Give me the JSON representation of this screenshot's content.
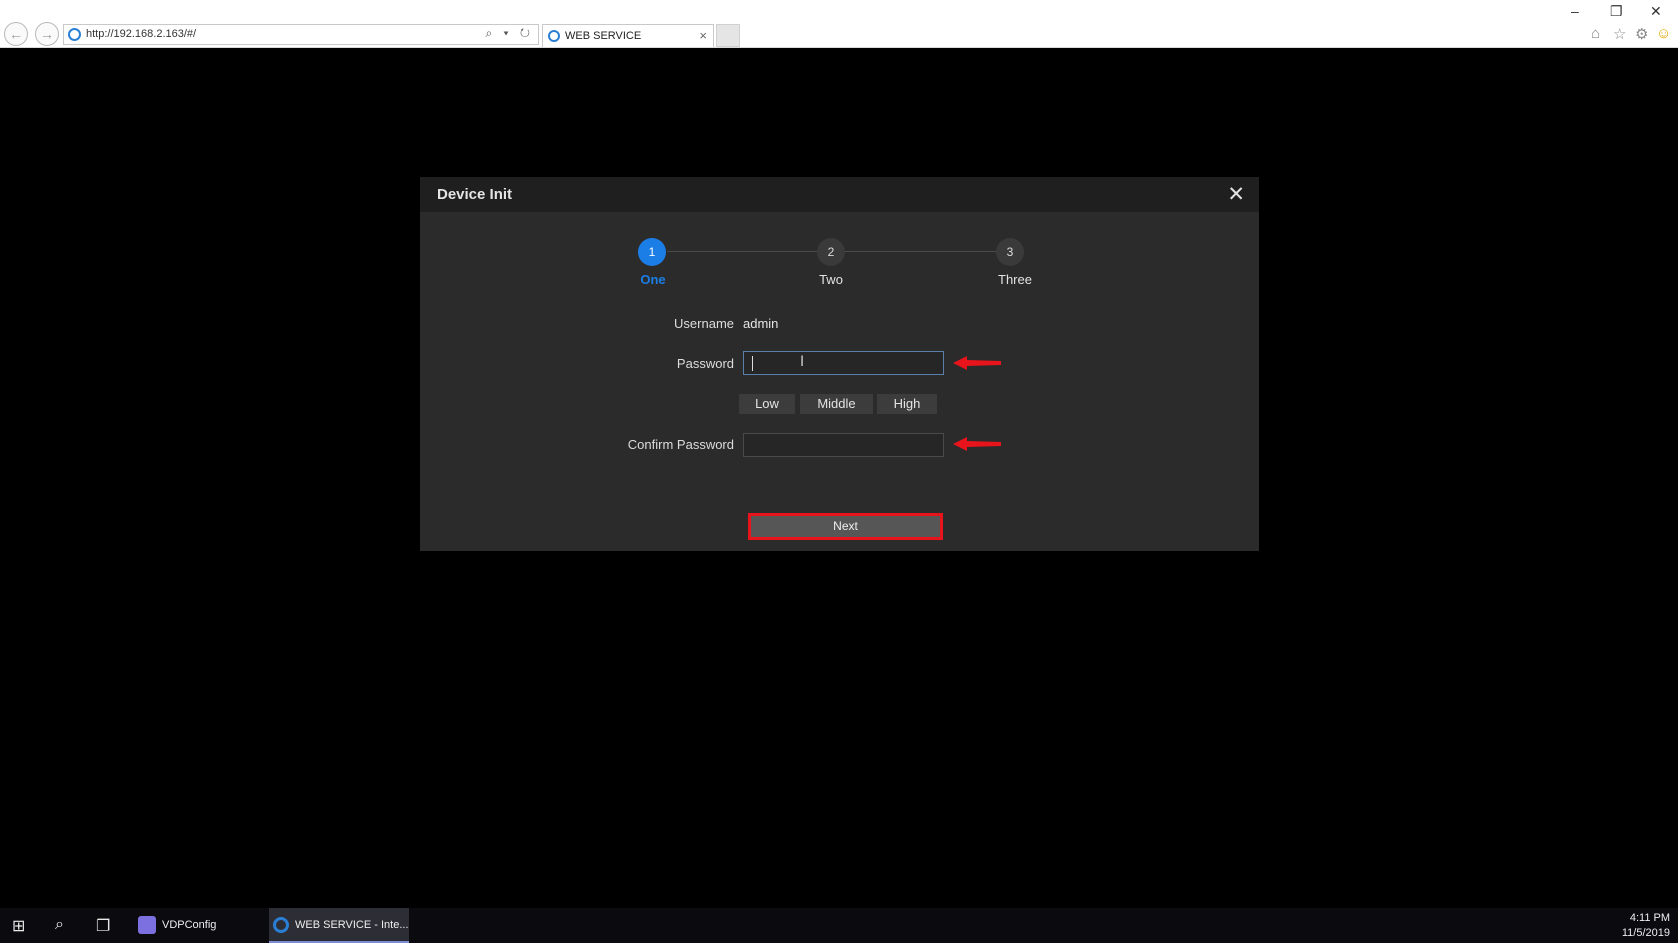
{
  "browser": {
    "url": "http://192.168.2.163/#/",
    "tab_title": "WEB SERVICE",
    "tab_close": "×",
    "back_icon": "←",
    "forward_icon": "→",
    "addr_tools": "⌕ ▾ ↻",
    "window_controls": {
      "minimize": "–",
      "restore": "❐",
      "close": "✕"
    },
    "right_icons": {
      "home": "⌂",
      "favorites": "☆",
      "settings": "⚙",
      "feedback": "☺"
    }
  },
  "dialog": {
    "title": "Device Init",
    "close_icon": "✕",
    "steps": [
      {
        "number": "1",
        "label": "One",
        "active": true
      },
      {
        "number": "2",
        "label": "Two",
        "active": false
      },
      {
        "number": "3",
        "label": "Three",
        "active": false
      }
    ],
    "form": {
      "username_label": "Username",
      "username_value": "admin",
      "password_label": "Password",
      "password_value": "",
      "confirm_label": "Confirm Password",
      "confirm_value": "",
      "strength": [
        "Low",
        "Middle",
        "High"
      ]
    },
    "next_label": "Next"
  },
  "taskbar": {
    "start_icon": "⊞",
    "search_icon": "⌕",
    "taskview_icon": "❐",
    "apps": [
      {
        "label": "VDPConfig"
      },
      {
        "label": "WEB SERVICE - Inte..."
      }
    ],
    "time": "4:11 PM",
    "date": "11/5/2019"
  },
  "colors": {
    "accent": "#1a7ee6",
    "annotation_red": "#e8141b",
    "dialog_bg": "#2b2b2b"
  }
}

========================

Request: State how many lines hold the word "SERVICE". The number is the whole answer.

Task answer: 2